Each entry that follows must be output without any deviation.

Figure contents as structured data

::::::

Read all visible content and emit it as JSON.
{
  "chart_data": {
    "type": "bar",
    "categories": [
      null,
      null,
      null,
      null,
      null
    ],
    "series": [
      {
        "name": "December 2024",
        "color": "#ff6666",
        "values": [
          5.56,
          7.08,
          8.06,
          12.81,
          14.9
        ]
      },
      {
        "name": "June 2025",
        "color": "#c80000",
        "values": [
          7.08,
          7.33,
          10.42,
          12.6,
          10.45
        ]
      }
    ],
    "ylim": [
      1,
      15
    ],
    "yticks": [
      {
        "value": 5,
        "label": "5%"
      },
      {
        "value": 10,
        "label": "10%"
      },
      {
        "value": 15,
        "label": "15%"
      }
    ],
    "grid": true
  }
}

::::::

■ **The reply**
Read all visible content and emit it as JSON.
{
  "chart_data": {
    "type": "bar",
    "categories": [
      null,
      null,
      null,
      null,
      null
    ],
    "series": [
      {
        "name": "December 2024",
        "color": "#ff6666",
        "values": [
          5.56,
          7.08,
          8.06,
          12.81,
          14.9
        ]
      },
      {
        "name": "June 2025",
        "color": "#c80000",
        "values": [
          7.08,
          7.33,
          10.42,
          12.6,
          10.45
        ]
      }
    ],
    "ylim": [
      1,
      15
    ],
    "yticks": [
      {
        "value": 5,
        "label": "5%"
      },
      {
        "value": 10,
        "label": "10%"
      },
      {
        "value": 15,
        "label": "15%"
      }
    ],
    "grid": true
  }
}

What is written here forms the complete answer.